PROBLEM TO SOLVE -
Produce the listing below again, exactly as shown.

MATERIAL SUPPLIED -
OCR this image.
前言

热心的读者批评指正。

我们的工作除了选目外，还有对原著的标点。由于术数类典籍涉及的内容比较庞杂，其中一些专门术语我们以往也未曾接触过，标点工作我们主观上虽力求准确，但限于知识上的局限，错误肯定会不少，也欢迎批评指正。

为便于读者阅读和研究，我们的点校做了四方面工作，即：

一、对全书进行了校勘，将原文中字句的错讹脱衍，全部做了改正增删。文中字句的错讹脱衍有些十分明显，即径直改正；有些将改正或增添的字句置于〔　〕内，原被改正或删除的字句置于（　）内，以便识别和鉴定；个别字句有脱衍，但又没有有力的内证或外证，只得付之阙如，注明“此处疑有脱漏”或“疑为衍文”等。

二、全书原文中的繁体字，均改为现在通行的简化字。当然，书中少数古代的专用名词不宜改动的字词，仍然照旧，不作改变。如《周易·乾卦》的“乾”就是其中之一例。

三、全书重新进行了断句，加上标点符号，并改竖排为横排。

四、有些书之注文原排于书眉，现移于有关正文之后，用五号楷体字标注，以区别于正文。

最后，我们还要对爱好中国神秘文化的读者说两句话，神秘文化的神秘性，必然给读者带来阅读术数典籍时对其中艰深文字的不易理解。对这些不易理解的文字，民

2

THE OUTPUT -
OCR this image.
前言

热心的读者批评指正。

我们的工作除了选目外，还有对原著的标点。由于术数类典籍涉及的内容比较庞杂，其中一些专门术语我们以往也未曾接触过，标点工作我们主观上虽力求准确，但限于知识上的局限，错误肯定会不少，也欢迎批评指正。

为便于读者阅读和研究，我们的点校做了四方面工作，即：

一、对全书进行了校勘，将原文中字句的错讹脱衍，全部做了改正增删。文中字句的错讹脱衍有些十分明显，即径直改正；有些将改正或增添的字句置于〔　〕内，原被改正或删除的字句置于（　）内，以便识别和鉴定；个别字句有脱衍，但又没有有力的内证或外证，只得付之阙如，注明“此处疑有脱漏”或“疑为衍文”等。

二、全书原文中的繁体字，均改为现在通行的简化字。当然，书中少数古代的专用名词不宜改动的字词，仍然照旧，不作改变。如《周易·乾卦》的“乾”就是其中之一例。

三、全书重新进行了断句，加上标点符号，并改竖排为横排。

四、有些书之注文原排于书眉，现移于有关正文之后，用五号楷体字标注，以区别于正文。

最后，我们还要对爱好中国神秘文化的读者说两句话，神秘文化的神秘性，必然给读者带来阅读术数典籍时对其中艰深文字的不易理解。对这些不易理解的文字，民

2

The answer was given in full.